Records provided:
* * * *
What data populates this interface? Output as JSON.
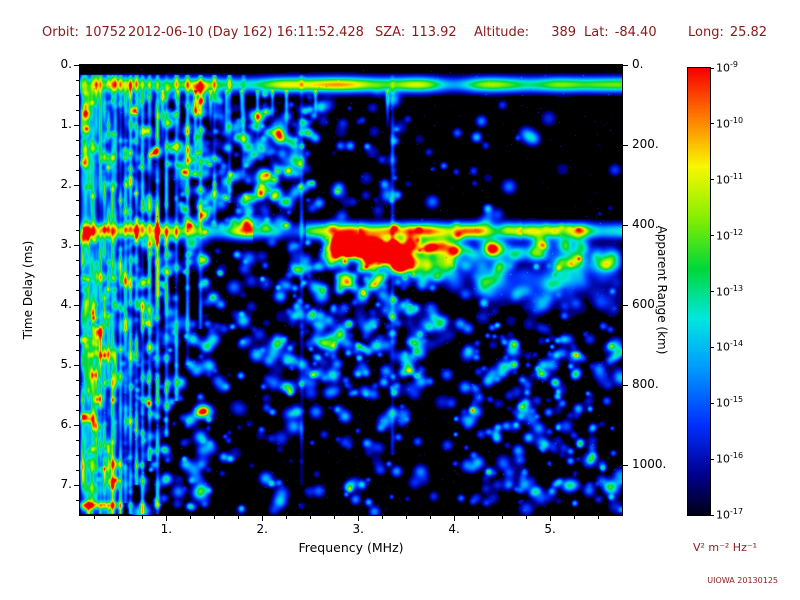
{
  "header": {
    "fields": [
      {
        "label": "Orbit:",
        "value": "10752"
      },
      {
        "label": "",
        "value": "2012-06-10 (Day 162) 16:11:52.428"
      },
      {
        "label": "SZA:",
        "value": "113.92"
      },
      {
        "label": "Altitude:",
        "value": "389"
      },
      {
        "label": "Lat:",
        "value": "-84.40"
      },
      {
        "label": "Long:",
        "value": "25.82"
      }
    ]
  },
  "axes": {
    "x": {
      "label": "Frequency (MHz)",
      "min": 0.1,
      "max": 5.75,
      "major_ticks": [
        1,
        2,
        3,
        4,
        5
      ],
      "minor_step": 0.25
    },
    "y_left": {
      "label": "Time Delay (ms)",
      "min": 0,
      "max": 7.5,
      "major_ticks": [
        0,
        1,
        2,
        3,
        4,
        5,
        6,
        7
      ],
      "minor_step": 0.25
    },
    "y_right": {
      "label": "Apparent Range (km)",
      "ticks_km": [
        0,
        200,
        400,
        600,
        800,
        1000
      ],
      "km_per_ms": 150
    }
  },
  "colorbar": {
    "exponents": [
      -9,
      -10,
      -11,
      -12,
      -13,
      -14,
      -15,
      -16,
      -17
    ],
    "unit": "V² m⁻² Hz⁻¹",
    "stops": [
      [
        0,
        "#000018"
      ],
      [
        0.09,
        "#000090"
      ],
      [
        0.2,
        "#0030ff"
      ],
      [
        0.33,
        "#009cff"
      ],
      [
        0.44,
        "#00e8e0"
      ],
      [
        0.55,
        "#00d83a"
      ],
      [
        0.67,
        "#8cf000"
      ],
      [
        0.78,
        "#f8f800"
      ],
      [
        0.88,
        "#ff8800"
      ],
      [
        1,
        "#f80000"
      ]
    ]
  },
  "credit": "UIOWA 20130125",
  "chart_data": {
    "type": "heatmap",
    "description": "Radar sounder ionogram: log10 received spectral density vs sounding frequency and echo time delay; black background = below 1e-17",
    "x": {
      "label": "Frequency (MHz)",
      "range": [
        0.1,
        5.75
      ]
    },
    "y": {
      "label": "Time Delay (ms)",
      "range": [
        0,
        7.5
      ],
      "inverted": true
    },
    "y2": {
      "label": "Apparent Range (km)",
      "km_per_ms": 150,
      "ticks": [
        0,
        200,
        400,
        600,
        800,
        1000
      ]
    },
    "z": {
      "scale": "log10",
      "min": 1e-17,
      "max": 1e-09,
      "units": "V² m⁻² Hz⁻¹"
    },
    "background": "#000000",
    "seed": 20130125,
    "features": {
      "ionospheric_echo_band": {
        "time_delay_ms": 0.32,
        "halfwidth_ms": 0.14,
        "amp": 0.7
      },
      "surface_echo_band": {
        "time_delay_ms": 2.76,
        "sigma_ms": 0.09,
        "amp": 0.78,
        "apparent_range_km": 414,
        "dim_freq_range": [
          1.9,
          2.45
        ],
        "bright_freq_range": [
          3.0,
          4.7
        ]
      },
      "plasma_harmonic_stripes": [
        [
          0.12,
          0.62,
          7.5
        ],
        [
          0.15,
          0.5,
          7.5
        ],
        [
          0.18,
          0.58,
          7.5
        ],
        [
          0.21,
          0.48,
          7.5
        ],
        [
          0.24,
          0.6,
          7.5
        ],
        [
          0.27,
          0.52,
          7.5
        ],
        [
          0.31,
          0.66,
          7.5
        ],
        [
          0.35,
          0.55,
          7.5
        ],
        [
          0.39,
          0.5,
          7.5
        ],
        [
          0.43,
          0.62,
          7.5
        ],
        [
          0.47,
          0.48,
          7.5
        ],
        [
          0.52,
          0.58,
          7.5
        ],
        [
          0.57,
          0.44,
          7.3
        ],
        [
          0.62,
          0.54,
          7.5
        ],
        [
          0.68,
          0.48,
          7.0
        ],
        [
          0.75,
          0.44,
          7.5
        ],
        [
          0.82,
          0.5,
          6.6
        ],
        [
          0.9,
          0.68,
          7.5
        ],
        [
          1.0,
          0.44,
          6.2
        ],
        [
          1.1,
          0.4,
          5.6
        ],
        [
          1.22,
          0.44,
          5.0
        ],
        [
          1.35,
          0.38,
          4.4
        ],
        [
          1.5,
          0.34,
          2.7
        ],
        [
          1.65,
          0.3,
          2.3
        ],
        [
          1.8,
          0.27,
          1.9
        ],
        [
          2.4,
          0.2,
          7.0
        ],
        [
          3.35,
          0.18,
          6.5
        ]
      ],
      "drips": [
        [
          0.95,
          1.2
        ],
        [
          1.12,
          0.8
        ],
        [
          1.3,
          1.5
        ],
        [
          1.45,
          0.7
        ],
        [
          1.62,
          1.0
        ],
        [
          1.78,
          0.6
        ],
        [
          1.95,
          0.9
        ],
        [
          2.1,
          0.5
        ],
        [
          2.25,
          0.8
        ],
        [
          2.55,
          0.5
        ],
        [
          3.3,
          0.7
        ]
      ],
      "diffuse_scatter_below_surface": {
        "freq_start": 2.7,
        "max_depth_ms": 1.25,
        "amp": 0.3
      },
      "speckle": {
        "count": 1000,
        "clusters": [
          [
            2.2,
            3.7,
            2.9,
            5.5,
            220
          ],
          [
            4.1,
            5.65,
            4.3,
            7.3,
            160
          ],
          [
            0.25,
            1.55,
            3.0,
            7.4,
            140
          ],
          [
            1.3,
            2.6,
            0.6,
            2.4,
            120
          ],
          [
            0.55,
            1.45,
            0.5,
            3.0,
            90
          ],
          [
            1.3,
            2.4,
            1.1,
            2.7,
            60
          ]
        ]
      }
    }
  }
}
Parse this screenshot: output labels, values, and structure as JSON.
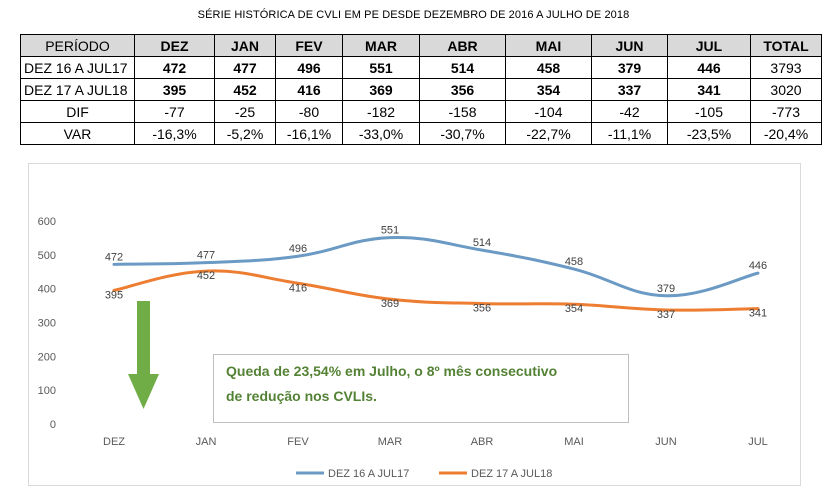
{
  "title": "SÉRIE HISTÓRICA DE CVLI EM PE DESDE DEZEMBRO DE 2016 A JULHO DE 2018",
  "table": {
    "headers": [
      "PERÍODO",
      "DEZ",
      "JAN",
      "FEV",
      "MAR",
      "ABR",
      "MAI",
      "JUN",
      "JUL",
      "TOTAL"
    ],
    "rows": [
      {
        "label": "DEZ 16 A  JUL17",
        "cells": [
          "472",
          "477",
          "496",
          "551",
          "514",
          "458",
          "379",
          "446",
          "3793"
        ]
      },
      {
        "label": "DEZ 17 A JUL18",
        "cells": [
          "395",
          "452",
          "416",
          "369",
          "356",
          "354",
          "337",
          "341",
          "3020"
        ]
      },
      {
        "label": "DIF",
        "cells": [
          "-77",
          "-25",
          "-80",
          "-182",
          "-158",
          "-104",
          "-42",
          "-105",
          "-773"
        ]
      },
      {
        "label": "VAR",
        "cells": [
          "-16,3%",
          "-5,2%",
          "-16,1%",
          "-33,0%",
          "-30,7%",
          "-22,7%",
          "-11,1%",
          "-23,5%",
          "-20,4%"
        ]
      }
    ]
  },
  "chart_data": {
    "type": "line",
    "categories": [
      "DEZ",
      "JAN",
      "FEV",
      "MAR",
      "ABR",
      "MAI",
      "JUN",
      "JUL"
    ],
    "series": [
      {
        "name": "DEZ 16 A  JUL17",
        "color": "#6b9ac4",
        "values": [
          472,
          477,
          496,
          551,
          514,
          458,
          379,
          446
        ]
      },
      {
        "name": "DEZ 17 A JUL18",
        "color": "#ed7d31",
        "values": [
          395,
          452,
          416,
          369,
          356,
          354,
          337,
          341
        ]
      }
    ],
    "y_ticks": [
      "0",
      "100",
      "200",
      "300",
      "400",
      "500",
      "600"
    ],
    "ylim": [
      0,
      600
    ],
    "smooth": true,
    "gridlines": false,
    "legend_position": "bottom"
  },
  "annotation": {
    "line1": "Queda de 23,54% em Julho, o 8º mês consecutivo",
    "line2": "de redução nos CVLIs."
  },
  "arrow": {
    "color": "#70ad47",
    "icon": "down-arrow-icon"
  }
}
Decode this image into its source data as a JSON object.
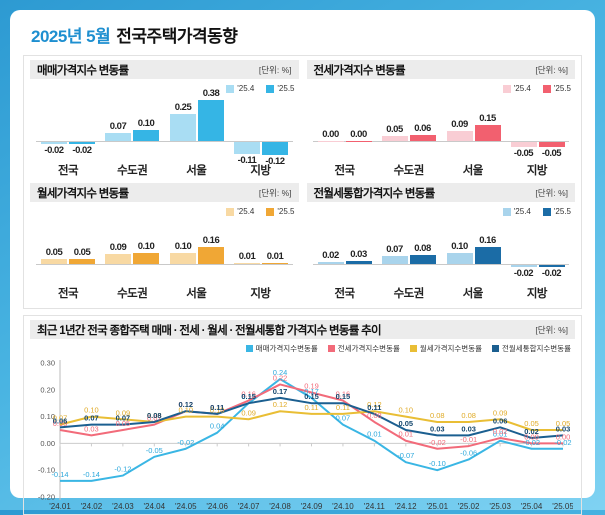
{
  "page": {
    "title_month": "2025년 5월",
    "title_rest": "전국주택가격동향"
  },
  "chart_data": [
    {
      "type": "bar",
      "title": "매매가격지수 변동률",
      "unit": "[단위: %]",
      "legend": [
        "'25.4",
        "'25.5"
      ],
      "colors": {
        "light": "#a9ddf3",
        "dark": "#35b5e5"
      },
      "categories": [
        "전국",
        "수도권",
        "서울",
        "지방"
      ],
      "series": [
        {
          "name": "'25.4",
          "values": [
            -0.02,
            0.07,
            0.25,
            -0.11
          ]
        },
        {
          "name": "'25.5",
          "values": [
            -0.02,
            0.1,
            0.38,
            -0.12
          ]
        }
      ]
    },
    {
      "type": "bar",
      "title": "전세가격지수 변동률",
      "unit": "[단위: %]",
      "legend": [
        "'25.4",
        "'25.5"
      ],
      "colors": {
        "light": "#f9cdd4",
        "dark": "#f2606f"
      },
      "categories": [
        "전국",
        "수도권",
        "서울",
        "지방"
      ],
      "series": [
        {
          "name": "'25.4",
          "values": [
            0.0,
            0.05,
            0.09,
            -0.05
          ]
        },
        {
          "name": "'25.5",
          "values": [
            0.0,
            0.06,
            0.15,
            -0.05
          ]
        }
      ]
    },
    {
      "type": "bar",
      "title": "월세가격지수 변동률",
      "unit": "[단위: %]",
      "legend": [
        "'25.4",
        "'25.5"
      ],
      "colors": {
        "light": "#f8d9a3",
        "dark": "#f0a735"
      },
      "categories": [
        "전국",
        "수도권",
        "서울",
        "지방"
      ],
      "series": [
        {
          "name": "'25.4",
          "values": [
            0.05,
            0.09,
            0.1,
            0.01
          ]
        },
        {
          "name": "'25.5",
          "values": [
            0.05,
            0.1,
            0.16,
            0.01
          ]
        }
      ]
    },
    {
      "type": "bar",
      "title": "전월세통합가격지수 변동률",
      "unit": "[단위: %]",
      "legend": [
        "'25.4",
        "'25.5"
      ],
      "colors": {
        "light": "#a9d4ec",
        "dark": "#1b6ca6"
      },
      "categories": [
        "전국",
        "수도권",
        "서울",
        "지방"
      ],
      "series": [
        {
          "name": "'25.4",
          "values": [
            0.02,
            0.07,
            0.1,
            -0.02
          ]
        },
        {
          "name": "'25.5",
          "values": [
            0.03,
            0.08,
            0.16,
            -0.02
          ]
        }
      ]
    },
    {
      "type": "line",
      "title": "최근 1년간 전국 종합주택 매매 · 전세 · 월세 · 전월세통합 가격지수 변동률 추이",
      "unit": "[단위: %]",
      "ylim": [
        -0.2,
        0.3
      ],
      "yticks": [
        0.3,
        0.2,
        0.1,
        0.0,
        -0.1,
        -0.2
      ],
      "x": [
        "'24.01",
        "'24.02",
        "'24.03",
        "'24.04",
        "'24.05",
        "'24.06",
        "'24.07",
        "'24.08",
        "'24.09",
        "'24.10",
        "'24.11",
        "'24.12",
        "'25.01",
        "'25.02",
        "'25.03",
        "'25.04",
        "'25.05"
      ],
      "series": [
        {
          "name": "매매가격지수변동률",
          "color": "#3ab6e4",
          "label_color": "#2fa9dc",
          "values": [
            -0.14,
            -0.14,
            -0.12,
            -0.05,
            -0.02,
            0.04,
            0.15,
            0.24,
            0.17,
            0.07,
            0.01,
            -0.07,
            -0.1,
            -0.06,
            0.01,
            -0.02,
            -0.02
          ]
        },
        {
          "name": "전세가격지수변동률",
          "color": "#f26b7a",
          "label_color": "#f26b7a",
          "values": [
            0.05,
            0.03,
            0.05,
            0.07,
            0.12,
            0.11,
            0.16,
            0.22,
            0.19,
            0.16,
            0.08,
            0.01,
            -0.02,
            -0.01,
            0.02,
            0.0,
            0.0
          ]
        },
        {
          "name": "월세가격지수변동률",
          "color": "#e9be35",
          "label_color": "#e0ab28",
          "values": [
            0.07,
            0.1,
            0.09,
            0.08,
            0.1,
            0.1,
            0.09,
            0.12,
            0.11,
            0.11,
            0.12,
            0.1,
            0.08,
            0.08,
            0.09,
            0.05,
            0.05
          ]
        },
        {
          "name": "전월세통합지수변동률",
          "color": "#1b5f90",
          "label_color": "#14476e",
          "bold": true,
          "values": [
            0.06,
            0.07,
            0.07,
            0.08,
            0.12,
            0.11,
            0.15,
            0.17,
            0.15,
            0.15,
            0.11,
            0.05,
            0.03,
            0.03,
            0.06,
            0.02,
            0.03
          ]
        }
      ]
    }
  ]
}
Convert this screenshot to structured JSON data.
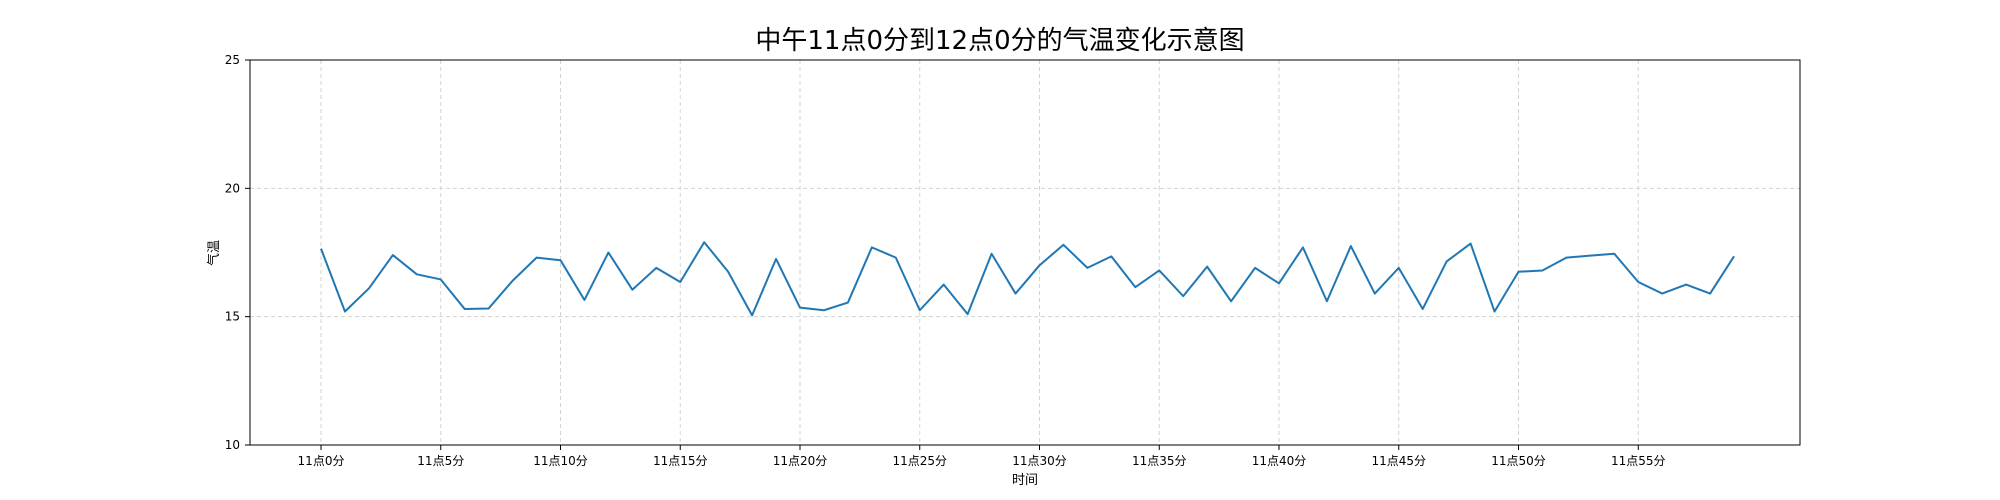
* * * *
Objective: Return, from the data, each line that has the word "dark" in it.

Result:
        "dark": "#35b5e5"
        "dark": "#f2606f"
        "dark": "#f0a735"
        "dark": "#1b6ca6"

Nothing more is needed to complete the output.